## PROBLEM STATEMENT:
Find the lines that contain the word "name" and copy each one.

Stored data
◆ ◆ ◆ ◆ ◆

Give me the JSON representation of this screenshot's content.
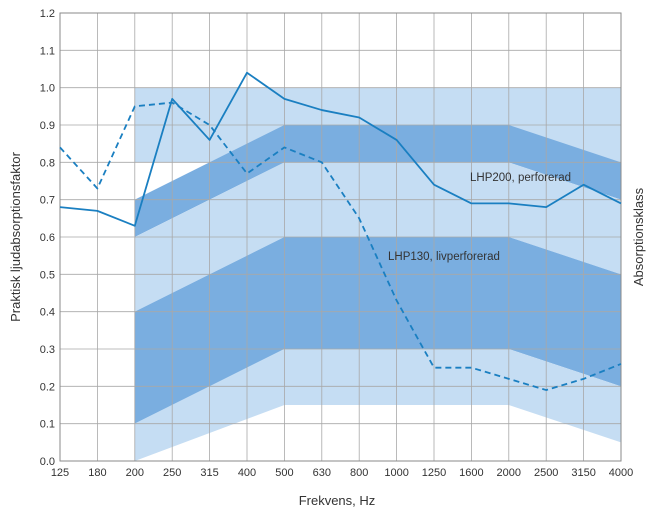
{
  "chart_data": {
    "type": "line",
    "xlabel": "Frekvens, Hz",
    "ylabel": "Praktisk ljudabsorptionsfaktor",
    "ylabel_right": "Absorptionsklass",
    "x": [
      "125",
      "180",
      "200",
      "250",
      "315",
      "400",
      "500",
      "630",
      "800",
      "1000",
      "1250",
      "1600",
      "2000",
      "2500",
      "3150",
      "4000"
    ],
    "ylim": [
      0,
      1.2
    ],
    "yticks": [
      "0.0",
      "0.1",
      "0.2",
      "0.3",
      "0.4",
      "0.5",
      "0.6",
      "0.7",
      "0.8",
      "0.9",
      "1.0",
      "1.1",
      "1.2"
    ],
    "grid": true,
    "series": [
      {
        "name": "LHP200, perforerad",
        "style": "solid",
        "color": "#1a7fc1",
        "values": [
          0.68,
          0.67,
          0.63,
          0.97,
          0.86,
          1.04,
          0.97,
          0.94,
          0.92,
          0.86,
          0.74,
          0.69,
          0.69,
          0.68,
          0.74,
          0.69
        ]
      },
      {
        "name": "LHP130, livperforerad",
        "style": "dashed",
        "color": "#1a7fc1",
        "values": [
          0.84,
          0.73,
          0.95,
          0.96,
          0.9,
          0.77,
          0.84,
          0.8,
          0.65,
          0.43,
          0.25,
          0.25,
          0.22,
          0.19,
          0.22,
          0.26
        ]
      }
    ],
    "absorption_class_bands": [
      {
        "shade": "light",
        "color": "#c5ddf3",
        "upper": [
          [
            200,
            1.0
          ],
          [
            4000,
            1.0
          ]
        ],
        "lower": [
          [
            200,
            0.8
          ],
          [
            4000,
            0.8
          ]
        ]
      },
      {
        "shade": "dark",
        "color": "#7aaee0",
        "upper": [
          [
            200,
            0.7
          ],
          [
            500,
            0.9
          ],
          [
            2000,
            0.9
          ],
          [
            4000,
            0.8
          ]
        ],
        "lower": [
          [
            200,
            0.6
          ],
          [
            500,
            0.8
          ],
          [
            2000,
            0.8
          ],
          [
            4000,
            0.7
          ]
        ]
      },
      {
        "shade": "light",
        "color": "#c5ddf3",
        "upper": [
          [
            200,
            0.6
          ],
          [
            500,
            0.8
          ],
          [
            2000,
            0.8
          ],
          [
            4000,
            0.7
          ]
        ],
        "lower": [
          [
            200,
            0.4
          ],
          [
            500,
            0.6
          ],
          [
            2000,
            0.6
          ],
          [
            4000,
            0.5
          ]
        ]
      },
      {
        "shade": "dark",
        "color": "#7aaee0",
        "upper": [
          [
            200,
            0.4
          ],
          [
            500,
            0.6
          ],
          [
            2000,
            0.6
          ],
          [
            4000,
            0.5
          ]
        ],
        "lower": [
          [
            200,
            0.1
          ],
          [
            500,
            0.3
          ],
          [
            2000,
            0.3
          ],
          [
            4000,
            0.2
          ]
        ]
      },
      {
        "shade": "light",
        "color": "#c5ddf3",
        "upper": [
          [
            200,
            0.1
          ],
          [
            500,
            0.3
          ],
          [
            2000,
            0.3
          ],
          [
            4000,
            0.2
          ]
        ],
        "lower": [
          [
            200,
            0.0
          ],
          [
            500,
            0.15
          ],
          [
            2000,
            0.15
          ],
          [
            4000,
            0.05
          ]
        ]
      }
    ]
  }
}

◆ ◆ ◆ ◆ ◆

## FULL OUTPUT:
        "name": "LHP200, perforerad",
        "name": "LHP130, livperforerad",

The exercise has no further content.